JOB: Reproduce the records exactly.

DATA SHOWN:

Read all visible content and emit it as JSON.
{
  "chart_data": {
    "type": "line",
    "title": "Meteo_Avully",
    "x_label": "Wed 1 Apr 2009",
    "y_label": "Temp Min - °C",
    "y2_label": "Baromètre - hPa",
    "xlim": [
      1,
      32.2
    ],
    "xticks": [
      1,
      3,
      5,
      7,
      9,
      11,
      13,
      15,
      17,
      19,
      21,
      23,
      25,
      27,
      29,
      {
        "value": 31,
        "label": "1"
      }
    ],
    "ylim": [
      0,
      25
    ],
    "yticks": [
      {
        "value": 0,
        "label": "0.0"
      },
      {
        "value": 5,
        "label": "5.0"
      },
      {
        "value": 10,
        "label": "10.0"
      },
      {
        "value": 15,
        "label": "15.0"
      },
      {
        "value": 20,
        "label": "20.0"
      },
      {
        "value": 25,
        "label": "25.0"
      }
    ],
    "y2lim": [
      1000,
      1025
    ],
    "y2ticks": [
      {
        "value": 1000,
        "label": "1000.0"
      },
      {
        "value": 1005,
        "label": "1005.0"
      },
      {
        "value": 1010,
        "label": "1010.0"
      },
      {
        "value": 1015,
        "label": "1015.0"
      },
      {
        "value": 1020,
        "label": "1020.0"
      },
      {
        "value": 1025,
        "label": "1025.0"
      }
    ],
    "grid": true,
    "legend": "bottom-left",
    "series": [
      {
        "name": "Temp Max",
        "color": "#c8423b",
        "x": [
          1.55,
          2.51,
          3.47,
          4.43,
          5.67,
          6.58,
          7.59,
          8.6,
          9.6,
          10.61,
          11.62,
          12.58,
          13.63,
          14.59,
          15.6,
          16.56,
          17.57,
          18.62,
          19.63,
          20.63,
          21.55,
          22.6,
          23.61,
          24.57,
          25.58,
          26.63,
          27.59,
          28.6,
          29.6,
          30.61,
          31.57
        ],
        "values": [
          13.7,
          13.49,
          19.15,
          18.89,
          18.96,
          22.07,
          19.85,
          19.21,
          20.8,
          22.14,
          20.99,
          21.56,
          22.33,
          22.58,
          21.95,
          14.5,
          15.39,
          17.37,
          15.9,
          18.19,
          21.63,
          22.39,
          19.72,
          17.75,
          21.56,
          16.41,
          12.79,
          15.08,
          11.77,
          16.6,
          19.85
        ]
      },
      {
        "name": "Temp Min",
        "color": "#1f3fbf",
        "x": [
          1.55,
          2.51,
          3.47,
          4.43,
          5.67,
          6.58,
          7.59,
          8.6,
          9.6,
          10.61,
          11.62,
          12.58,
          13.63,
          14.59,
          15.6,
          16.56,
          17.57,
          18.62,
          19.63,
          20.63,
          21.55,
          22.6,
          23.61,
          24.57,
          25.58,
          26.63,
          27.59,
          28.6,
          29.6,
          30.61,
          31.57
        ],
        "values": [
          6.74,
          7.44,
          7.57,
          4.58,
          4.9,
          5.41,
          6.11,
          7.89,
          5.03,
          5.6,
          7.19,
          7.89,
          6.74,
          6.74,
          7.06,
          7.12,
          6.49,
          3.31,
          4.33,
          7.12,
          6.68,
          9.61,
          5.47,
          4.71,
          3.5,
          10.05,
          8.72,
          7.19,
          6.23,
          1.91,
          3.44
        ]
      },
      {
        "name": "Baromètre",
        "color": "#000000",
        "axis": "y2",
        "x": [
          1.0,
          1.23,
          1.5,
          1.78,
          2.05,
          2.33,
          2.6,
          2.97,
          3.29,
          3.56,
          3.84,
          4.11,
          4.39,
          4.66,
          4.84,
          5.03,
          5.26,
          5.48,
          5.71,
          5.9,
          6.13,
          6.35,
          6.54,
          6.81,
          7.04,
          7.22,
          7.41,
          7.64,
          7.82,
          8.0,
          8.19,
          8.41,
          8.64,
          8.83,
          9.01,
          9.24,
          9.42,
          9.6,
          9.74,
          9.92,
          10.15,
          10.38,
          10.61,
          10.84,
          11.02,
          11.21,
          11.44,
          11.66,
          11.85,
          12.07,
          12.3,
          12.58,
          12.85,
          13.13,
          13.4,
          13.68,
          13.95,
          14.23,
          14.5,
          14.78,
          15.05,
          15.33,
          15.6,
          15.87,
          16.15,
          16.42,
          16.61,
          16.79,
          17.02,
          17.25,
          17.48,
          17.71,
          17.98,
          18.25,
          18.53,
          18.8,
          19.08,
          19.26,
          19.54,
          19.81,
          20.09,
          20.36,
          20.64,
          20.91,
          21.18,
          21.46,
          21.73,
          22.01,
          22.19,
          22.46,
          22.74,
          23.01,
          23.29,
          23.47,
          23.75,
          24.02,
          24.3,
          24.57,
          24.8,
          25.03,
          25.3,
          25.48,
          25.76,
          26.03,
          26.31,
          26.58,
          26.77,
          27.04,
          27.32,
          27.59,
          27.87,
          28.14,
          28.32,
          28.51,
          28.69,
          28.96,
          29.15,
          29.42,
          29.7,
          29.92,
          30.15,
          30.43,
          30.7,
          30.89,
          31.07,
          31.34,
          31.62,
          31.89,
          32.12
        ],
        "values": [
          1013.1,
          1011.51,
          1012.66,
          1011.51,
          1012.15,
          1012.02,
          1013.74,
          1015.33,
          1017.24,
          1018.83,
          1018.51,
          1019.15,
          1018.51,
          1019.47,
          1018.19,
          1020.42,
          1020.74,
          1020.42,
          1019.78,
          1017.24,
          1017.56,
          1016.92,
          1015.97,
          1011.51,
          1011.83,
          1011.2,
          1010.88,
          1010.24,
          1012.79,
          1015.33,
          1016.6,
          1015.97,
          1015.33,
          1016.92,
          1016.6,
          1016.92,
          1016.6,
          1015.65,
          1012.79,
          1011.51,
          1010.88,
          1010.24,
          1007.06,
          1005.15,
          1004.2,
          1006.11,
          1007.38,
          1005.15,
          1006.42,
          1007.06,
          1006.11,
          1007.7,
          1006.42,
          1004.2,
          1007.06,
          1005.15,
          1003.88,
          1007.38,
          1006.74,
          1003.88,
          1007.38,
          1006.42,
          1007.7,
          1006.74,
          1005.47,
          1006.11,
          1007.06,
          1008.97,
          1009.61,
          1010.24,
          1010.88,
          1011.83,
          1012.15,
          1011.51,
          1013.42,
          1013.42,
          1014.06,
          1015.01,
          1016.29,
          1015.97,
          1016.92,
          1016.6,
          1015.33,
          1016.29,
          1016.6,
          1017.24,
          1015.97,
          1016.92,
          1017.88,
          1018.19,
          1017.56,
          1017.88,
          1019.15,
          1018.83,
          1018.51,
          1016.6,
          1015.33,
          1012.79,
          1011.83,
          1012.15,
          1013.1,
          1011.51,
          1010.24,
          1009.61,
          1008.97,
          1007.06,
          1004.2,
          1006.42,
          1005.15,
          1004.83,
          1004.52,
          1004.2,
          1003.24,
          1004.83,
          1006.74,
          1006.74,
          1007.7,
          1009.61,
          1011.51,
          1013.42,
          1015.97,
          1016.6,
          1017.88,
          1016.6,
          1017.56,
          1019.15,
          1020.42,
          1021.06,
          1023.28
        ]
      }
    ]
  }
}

TASK RESPONSE:
Read all visible content and emit it as JSON.
{
  "chart_data": {
    "type": "line",
    "title": "Meteo_Avully",
    "x_label": "Wed 1 Apr 2009",
    "y_label": "Temp Min - °C",
    "y2_label": "Baromètre - hPa",
    "xlim": [
      1,
      32.2
    ],
    "xticks": [
      1,
      3,
      5,
      7,
      9,
      11,
      13,
      15,
      17,
      19,
      21,
      23,
      25,
      27,
      29,
      {
        "value": 31,
        "label": "1"
      }
    ],
    "ylim": [
      0,
      25
    ],
    "yticks": [
      {
        "value": 0,
        "label": "0.0"
      },
      {
        "value": 5,
        "label": "5.0"
      },
      {
        "value": 10,
        "label": "10.0"
      },
      {
        "value": 15,
        "label": "15.0"
      },
      {
        "value": 20,
        "label": "20.0"
      },
      {
        "value": 25,
        "label": "25.0"
      }
    ],
    "y2lim": [
      1000,
      1025
    ],
    "y2ticks": [
      {
        "value": 1000,
        "label": "1000.0"
      },
      {
        "value": 1005,
        "label": "1005.0"
      },
      {
        "value": 1010,
        "label": "1010.0"
      },
      {
        "value": 1015,
        "label": "1015.0"
      },
      {
        "value": 1020,
        "label": "1020.0"
      },
      {
        "value": 1025,
        "label": "1025.0"
      }
    ],
    "grid": true,
    "legend": "bottom-left",
    "series": [
      {
        "name": "Temp Max",
        "color": "#c8423b",
        "x": [
          1.55,
          2.51,
          3.47,
          4.43,
          5.67,
          6.58,
          7.59,
          8.6,
          9.6,
          10.61,
          11.62,
          12.58,
          13.63,
          14.59,
          15.6,
          16.56,
          17.57,
          18.62,
          19.63,
          20.63,
          21.55,
          22.6,
          23.61,
          24.57,
          25.58,
          26.63,
          27.59,
          28.6,
          29.6,
          30.61,
          31.57
        ],
        "values": [
          13.7,
          13.49,
          19.15,
          18.89,
          18.96,
          22.07,
          19.85,
          19.21,
          20.8,
          22.14,
          20.99,
          21.56,
          22.33,
          22.58,
          21.95,
          14.5,
          15.39,
          17.37,
          15.9,
          18.19,
          21.63,
          22.39,
          19.72,
          17.75,
          21.56,
          16.41,
          12.79,
          15.08,
          11.77,
          16.6,
          19.85
        ]
      },
      {
        "name": "Temp Min",
        "color": "#1f3fbf",
        "x": [
          1.55,
          2.51,
          3.47,
          4.43,
          5.67,
          6.58,
          7.59,
          8.6,
          9.6,
          10.61,
          11.62,
          12.58,
          13.63,
          14.59,
          15.6,
          16.56,
          17.57,
          18.62,
          19.63,
          20.63,
          21.55,
          22.6,
          23.61,
          24.57,
          25.58,
          26.63,
          27.59,
          28.6,
          29.6,
          30.61,
          31.57
        ],
        "values": [
          6.74,
          7.44,
          7.57,
          4.58,
          4.9,
          5.41,
          6.11,
          7.89,
          5.03,
          5.6,
          7.19,
          7.89,
          6.74,
          6.74,
          7.06,
          7.12,
          6.49,
          3.31,
          4.33,
          7.12,
          6.68,
          9.61,
          5.47,
          4.71,
          3.5,
          10.05,
          8.72,
          7.19,
          6.23,
          1.91,
          3.44
        ]
      },
      {
        "name": "Baromètre",
        "color": "#000000",
        "axis": "y2",
        "x": [
          1.0,
          1.23,
          1.5,
          1.78,
          2.05,
          2.33,
          2.6,
          2.97,
          3.29,
          3.56,
          3.84,
          4.11,
          4.39,
          4.66,
          4.84,
          5.03,
          5.26,
          5.48,
          5.71,
          5.9,
          6.13,
          6.35,
          6.54,
          6.81,
          7.04,
          7.22,
          7.41,
          7.64,
          7.82,
          8.0,
          8.19,
          8.41,
          8.64,
          8.83,
          9.01,
          9.24,
          9.42,
          9.6,
          9.74,
          9.92,
          10.15,
          10.38,
          10.61,
          10.84,
          11.02,
          11.21,
          11.44,
          11.66,
          11.85,
          12.07,
          12.3,
          12.58,
          12.85,
          13.13,
          13.4,
          13.68,
          13.95,
          14.23,
          14.5,
          14.78,
          15.05,
          15.33,
          15.6,
          15.87,
          16.15,
          16.42,
          16.61,
          16.79,
          17.02,
          17.25,
          17.48,
          17.71,
          17.98,
          18.25,
          18.53,
          18.8,
          19.08,
          19.26,
          19.54,
          19.81,
          20.09,
          20.36,
          20.64,
          20.91,
          21.18,
          21.46,
          21.73,
          22.01,
          22.19,
          22.46,
          22.74,
          23.01,
          23.29,
          23.47,
          23.75,
          24.02,
          24.3,
          24.57,
          24.8,
          25.03,
          25.3,
          25.48,
          25.76,
          26.03,
          26.31,
          26.58,
          26.77,
          27.04,
          27.32,
          27.59,
          27.87,
          28.14,
          28.32,
          28.51,
          28.69,
          28.96,
          29.15,
          29.42,
          29.7,
          29.92,
          30.15,
          30.43,
          30.7,
          30.89,
          31.07,
          31.34,
          31.62,
          31.89,
          32.12
        ],
        "values": [
          1013.1,
          1011.51,
          1012.66,
          1011.51,
          1012.15,
          1012.02,
          1013.74,
          1015.33,
          1017.24,
          1018.83,
          1018.51,
          1019.15,
          1018.51,
          1019.47,
          1018.19,
          1020.42,
          1020.74,
          1020.42,
          1019.78,
          1017.24,
          1017.56,
          1016.92,
          1015.97,
          1011.51,
          1011.83,
          1011.2,
          1010.88,
          1010.24,
          1012.79,
          1015.33,
          1016.6,
          1015.97,
          1015.33,
          1016.92,
          1016.6,
          1016.92,
          1016.6,
          1015.65,
          1012.79,
          1011.51,
          1010.88,
          1010.24,
          1007.06,
          1005.15,
          1004.2,
          1006.11,
          1007.38,
          1005.15,
          1006.42,
          1007.06,
          1006.11,
          1007.7,
          1006.42,
          1004.2,
          1007.06,
          1005.15,
          1003.88,
          1007.38,
          1006.74,
          1003.88,
          1007.38,
          1006.42,
          1007.7,
          1006.74,
          1005.47,
          1006.11,
          1007.06,
          1008.97,
          1009.61,
          1010.24,
          1010.88,
          1011.83,
          1012.15,
          1011.51,
          1013.42,
          1013.42,
          1014.06,
          1015.01,
          1016.29,
          1015.97,
          1016.92,
          1016.6,
          1015.33,
          1016.29,
          1016.6,
          1017.24,
          1015.97,
          1016.92,
          1017.88,
          1018.19,
          1017.56,
          1017.88,
          1019.15,
          1018.83,
          1018.51,
          1016.6,
          1015.33,
          1012.79,
          1011.83,
          1012.15,
          1013.1,
          1011.51,
          1010.24,
          1009.61,
          1008.97,
          1007.06,
          1004.2,
          1006.42,
          1005.15,
          1004.83,
          1004.52,
          1004.2,
          1003.24,
          1004.83,
          1006.74,
          1006.74,
          1007.7,
          1009.61,
          1011.51,
          1013.42,
          1015.97,
          1016.6,
          1017.88,
          1016.6,
          1017.56,
          1019.15,
          1020.42,
          1021.06,
          1023.28
        ]
      }
    ]
  }
}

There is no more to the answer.